Input records:
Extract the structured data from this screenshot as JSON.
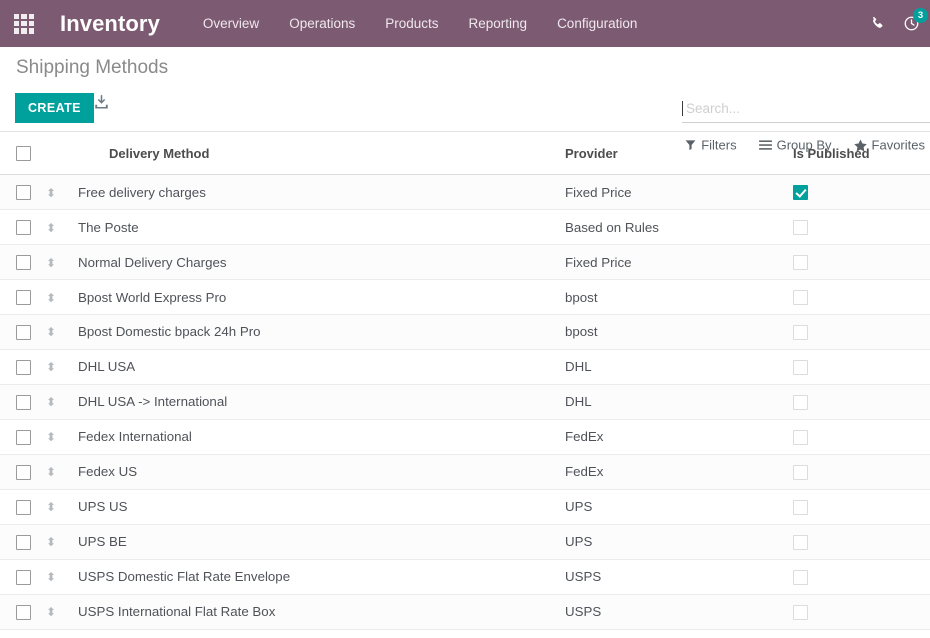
{
  "navbar": {
    "apps_icon": "apps-grid-icon",
    "brand": "Inventory",
    "menu": [
      {
        "label": "Overview"
      },
      {
        "label": "Operations"
      },
      {
        "label": "Products"
      },
      {
        "label": "Reporting"
      },
      {
        "label": "Configuration"
      }
    ],
    "phone_icon": "phone-icon",
    "activity_icon": "clock-activity-icon",
    "activity_count": "3",
    "bg_color": "#7c5a72",
    "badge_color": "#00a09d"
  },
  "control_panel": {
    "title": "Shipping Methods",
    "create_label": "CREATE",
    "export_icon": "download-export-icon",
    "search": {
      "placeholder": "Search...",
      "value": ""
    },
    "options": [
      {
        "label": "Filters",
        "icon": "filter-funnel-icon"
      },
      {
        "label": "Group By",
        "icon": "group-by-lines-icon"
      },
      {
        "label": "Favorites",
        "icon": "star-icon"
      }
    ]
  },
  "table": {
    "columns": [
      {
        "label": "Delivery Method"
      },
      {
        "label": "Provider"
      },
      {
        "label": "Is Published"
      }
    ],
    "select_all_checked": false,
    "rows": [
      {
        "name": "Free delivery charges",
        "provider": "Fixed Price",
        "published": true,
        "selected": false
      },
      {
        "name": "The Poste",
        "provider": "Based on Rules",
        "published": false,
        "selected": false
      },
      {
        "name": "Normal Delivery Charges",
        "provider": "Fixed Price",
        "published": false,
        "selected": false
      },
      {
        "name": "Bpost World Express Pro",
        "provider": "bpost",
        "published": false,
        "selected": false
      },
      {
        "name": "Bpost Domestic bpack 24h Pro",
        "provider": "bpost",
        "published": false,
        "selected": false
      },
      {
        "name": "DHL USA",
        "provider": "DHL",
        "published": false,
        "selected": false
      },
      {
        "name": "DHL USA -> International",
        "provider": "DHL",
        "published": false,
        "selected": false
      },
      {
        "name": "Fedex International",
        "provider": "FedEx",
        "published": false,
        "selected": false
      },
      {
        "name": "Fedex US",
        "provider": "FedEx",
        "published": false,
        "selected": false
      },
      {
        "name": "UPS US",
        "provider": "UPS",
        "published": false,
        "selected": false
      },
      {
        "name": "UPS BE",
        "provider": "UPS",
        "published": false,
        "selected": false
      },
      {
        "name": "USPS Domestic Flat Rate Envelope",
        "provider": "USPS",
        "published": false,
        "selected": false
      },
      {
        "name": "USPS International Flat Rate Box",
        "provider": "USPS",
        "published": false,
        "selected": false
      }
    ]
  }
}
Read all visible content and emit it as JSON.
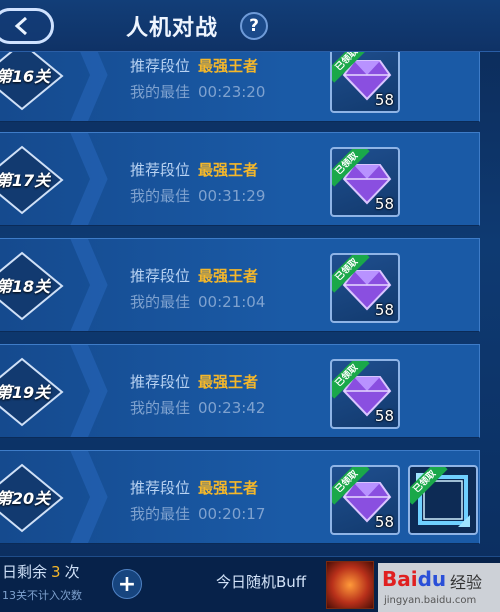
{
  "header": {
    "title": "人机对战",
    "help_label": "?"
  },
  "levels": [
    {
      "label": "第16关",
      "rec_label": "推荐段位",
      "rec_value": "最强王者",
      "best_label": "我的最佳",
      "best_time": "00:23:20",
      "claimed": "已领取",
      "qty": "58"
    },
    {
      "label": "第17关",
      "rec_label": "推荐段位",
      "rec_value": "最强王者",
      "best_label": "我的最佳",
      "best_time": "00:31:29",
      "claimed": "已领取",
      "qty": "58"
    },
    {
      "label": "第18关",
      "rec_label": "推荐段位",
      "rec_value": "最强王者",
      "best_label": "我的最佳",
      "best_time": "00:21:04",
      "claimed": "已领取",
      "qty": "58"
    },
    {
      "label": "第19关",
      "rec_label": "推荐段位",
      "rec_value": "最强王者",
      "best_label": "我的最佳",
      "best_time": "00:23:42",
      "claimed": "已领取",
      "qty": "58"
    },
    {
      "label": "第20关",
      "rec_label": "推荐段位",
      "rec_value": "最强王者",
      "best_label": "我的最佳",
      "best_time": "00:20:17",
      "claimed": "已领取",
      "qty": "58",
      "extra_claimed": "已领取"
    }
  ],
  "bottom": {
    "remaining_prefix": "日剩余",
    "remaining_count": "3",
    "remaining_suffix": "次",
    "note": "13关不计入次数",
    "plus_label": "+",
    "buff_label": "今日随机Buff"
  },
  "watermark": {
    "brand_bai": "Bai",
    "brand_du": "du",
    "text": "经验",
    "url": "jingyan.baidu.com"
  },
  "colors": {
    "accent_gold": "#f4b72a",
    "claimed_green": "#1aa84a",
    "gem_purple": "#8a4fe0"
  }
}
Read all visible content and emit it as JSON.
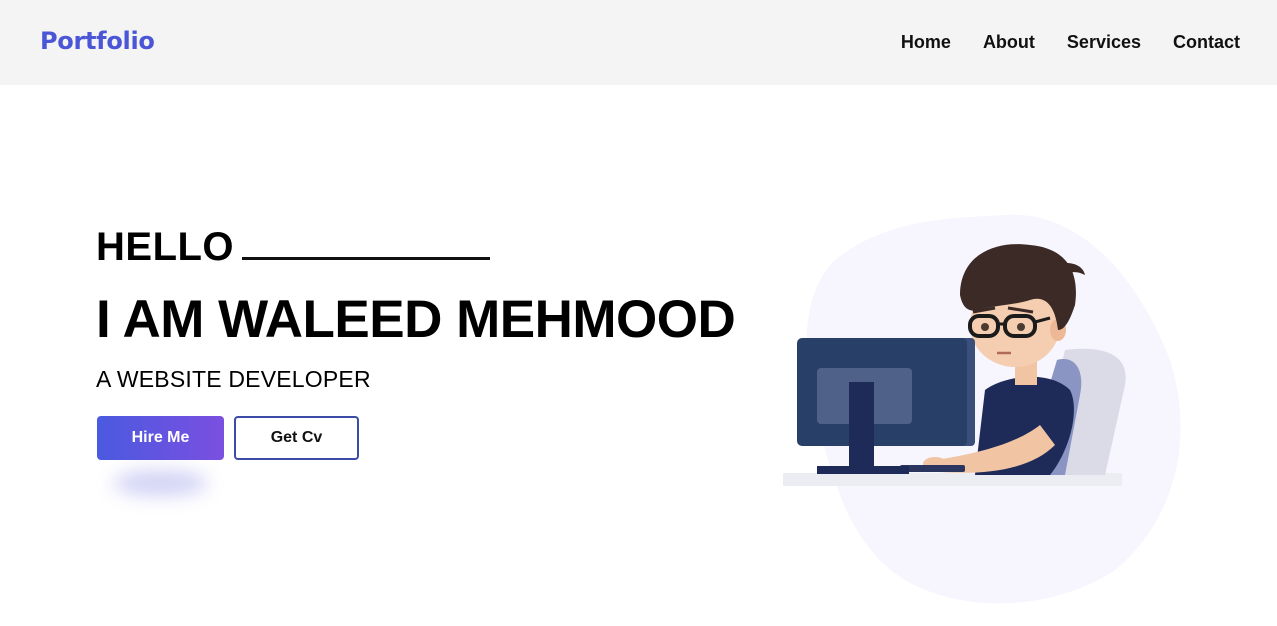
{
  "navbar": {
    "logo": "Portfolio",
    "links": [
      "Home",
      "About",
      "Services",
      "Contact"
    ]
  },
  "hero": {
    "greeting": "HELLO",
    "name": "I AM WALEED MEHMOOD",
    "subtitle": "A WEBSITE DEVELOPER",
    "hire_button": "Hire Me",
    "cv_button": "Get Cv"
  },
  "colors": {
    "brand": "#4a56d6",
    "navbar_bg": "#f4f4f4",
    "hire_gradient_start": "#4a5ae0",
    "hire_gradient_end": "#7b4fe0",
    "cv_border": "#3c4aa8"
  },
  "illustration": {
    "subject": "developer-at-computer-illustration"
  }
}
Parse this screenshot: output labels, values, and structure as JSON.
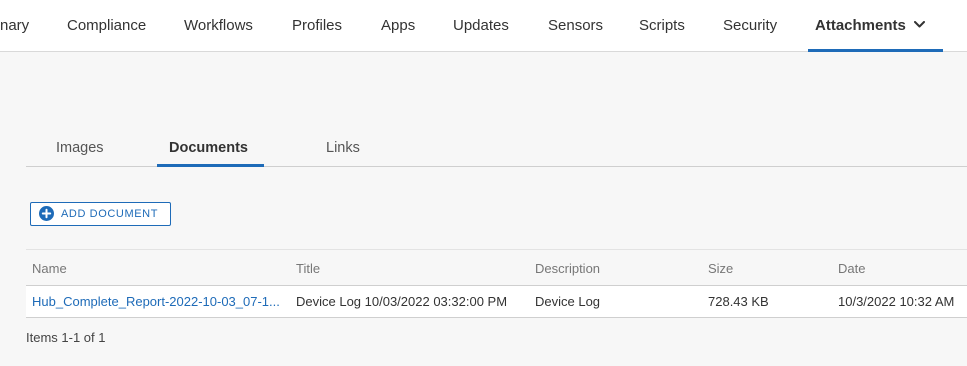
{
  "nav": {
    "tabs": [
      {
        "label": "nary"
      },
      {
        "label": "Compliance"
      },
      {
        "label": "Workflows"
      },
      {
        "label": "Profiles"
      },
      {
        "label": "Apps"
      },
      {
        "label": "Updates"
      },
      {
        "label": "Sensors"
      },
      {
        "label": "Scripts"
      },
      {
        "label": "Security"
      },
      {
        "label": "Attachments"
      }
    ],
    "active_tab": "Attachments"
  },
  "subtabs": {
    "items": [
      {
        "label": "Images"
      },
      {
        "label": "Documents"
      },
      {
        "label": "Links"
      }
    ],
    "active": "Documents"
  },
  "add_button": {
    "label": "ADD DOCUMENT",
    "icon": "plus-circle-icon"
  },
  "table": {
    "columns": [
      "Name",
      "Title",
      "Description",
      "Size",
      "Date"
    ],
    "rows": [
      {
        "name": "Hub_Complete_Report-2022-10-03_07-1...",
        "title": "Device Log 10/03/2022 03:32:00 PM",
        "description": "Device Log",
        "size": "728.43 KB",
        "date": "10/3/2022 10:32 AM"
      }
    ]
  },
  "pager": {
    "text": "Items 1-1 of 1"
  },
  "colors": {
    "accent": "#1e6bb8",
    "background": "#f7f7f7",
    "surface": "#ffffff",
    "header_text": "#777777"
  }
}
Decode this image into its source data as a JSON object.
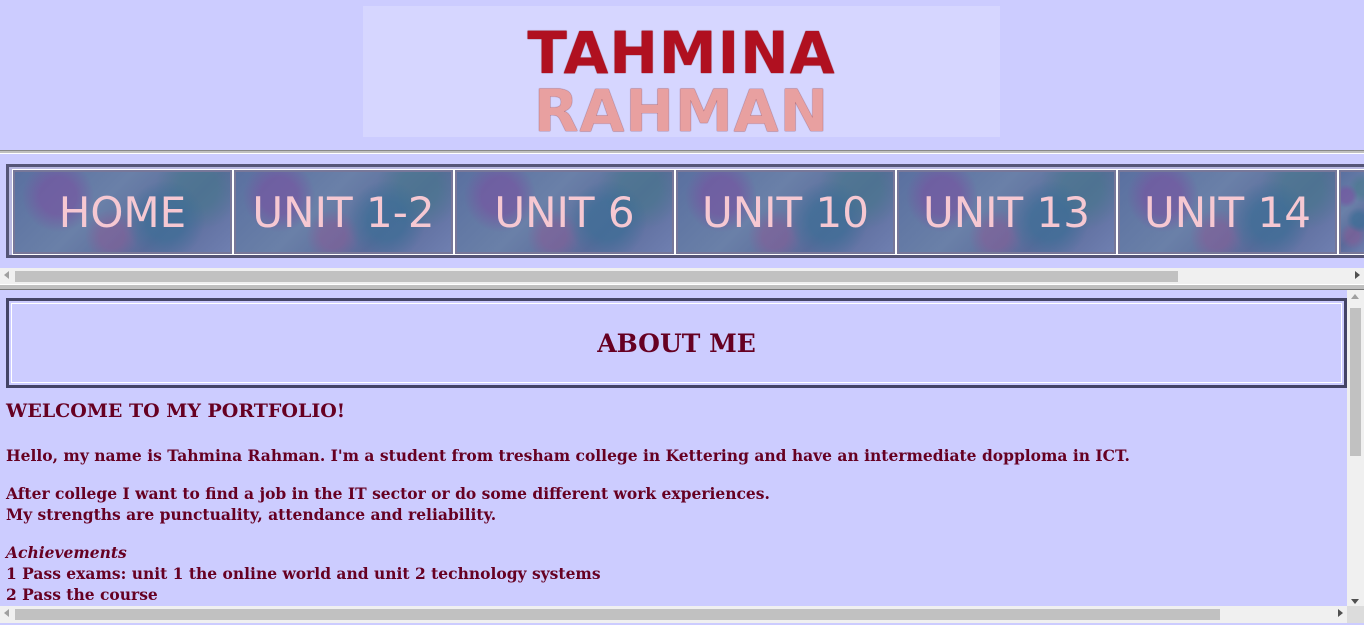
{
  "banner": {
    "first": "TAHMINA",
    "second": "RAHMAN"
  },
  "nav": {
    "items": [
      {
        "label": "HOME"
      },
      {
        "label": "UNIT 1-2"
      },
      {
        "label": "UNIT 6"
      },
      {
        "label": "UNIT 10"
      },
      {
        "label": "UNIT 13"
      },
      {
        "label": "UNIT 14"
      }
    ]
  },
  "about": {
    "title": "ABOUT ME"
  },
  "content": {
    "welcome": "WELCOME TO MY PORTFOLIO!",
    "intro": "Hello, my name is Tahmina Rahman. I'm a student from tresham college in Kettering and have an intermediate dopploma in ICT.",
    "goal_line1": "After college I want to find a job in the IT sector or do some different work experiences.",
    "goal_line2": "My strengths are punctuality, attendance and reliability.",
    "achievements_heading": "Achievements",
    "achievement_1": "1 Pass exams: unit 1 the online world and unit 2 technology systems",
    "achievement_2": "2 Pass the course"
  },
  "colors": {
    "background": "#ccccff",
    "text": "#660022",
    "nav_label": "#f6c8d2",
    "banner_red": "#b01020"
  }
}
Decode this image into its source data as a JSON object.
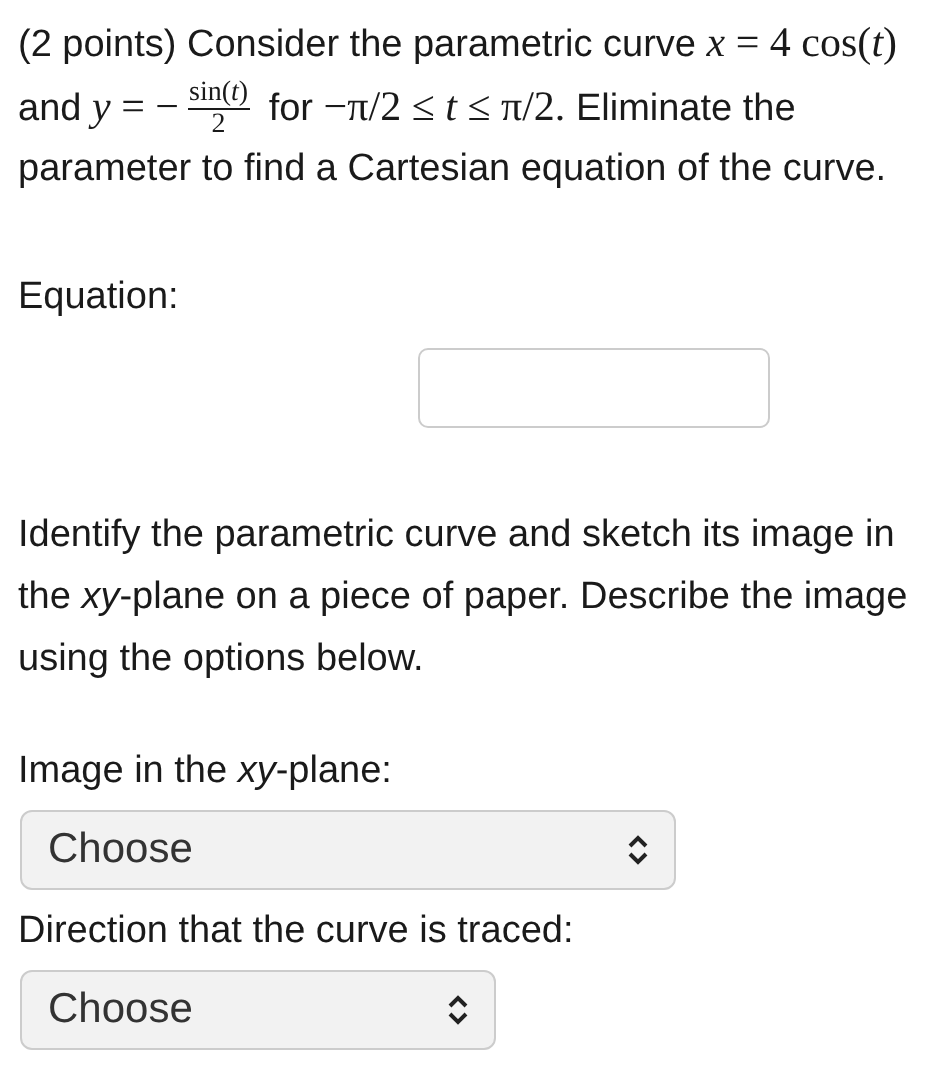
{
  "question": {
    "segments": [
      {
        "kind": "text",
        "text": "(2 points) Consider the parametric curve "
      },
      {
        "kind": "math",
        "text": "*x* = 4 cos(*t*)"
      },
      {
        "kind": "text",
        "text": " and "
      },
      {
        "kind": "math",
        "text": "*y* = −"
      },
      {
        "kind": "frac",
        "num": "sin(*t*)",
        "den": "2"
      },
      {
        "kind": "text",
        "text": " for "
      },
      {
        "kind": "math",
        "text": "−π/2 ≤ *t* ≤ π/2."
      },
      {
        "kind": "text",
        "text": " Eliminate the parameter to find a Cartesian equation of the curve."
      }
    ]
  },
  "equation": {
    "label": "Equation:"
  },
  "instructions": "Identify the parametric curve and sketch its image in the *xy*-plane on a piece of paper. Describe the image using the options below.",
  "selects": [
    {
      "label": "Image in the *xy*-plane:",
      "value": "Choose"
    },
    {
      "label": "Direction that the curve is traced:",
      "value": "Choose"
    }
  ]
}
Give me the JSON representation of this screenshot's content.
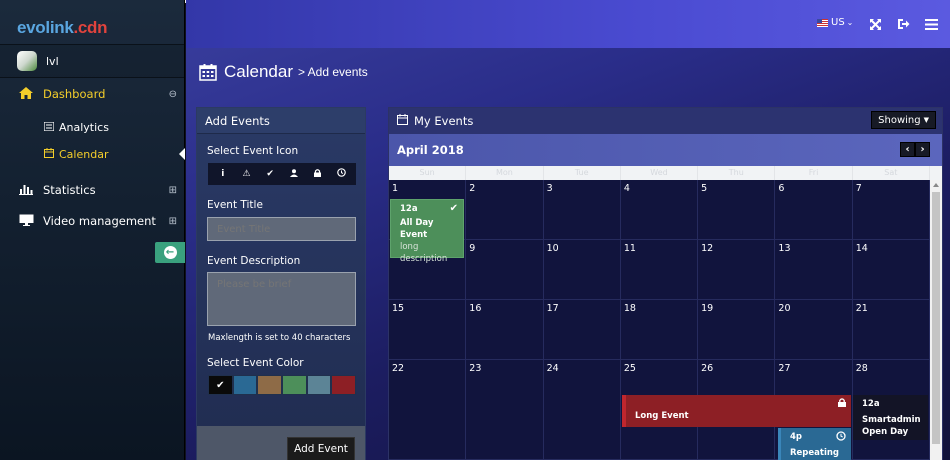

Your goal: Filter the entries down to the lines with the word "find" in them.

Right answer:
    "goal_line1": "After college I want to find a job in the IT sector or do some different work experiences.",
        "text": " Eliminate the parameter to find a Cartesian equation of the curve."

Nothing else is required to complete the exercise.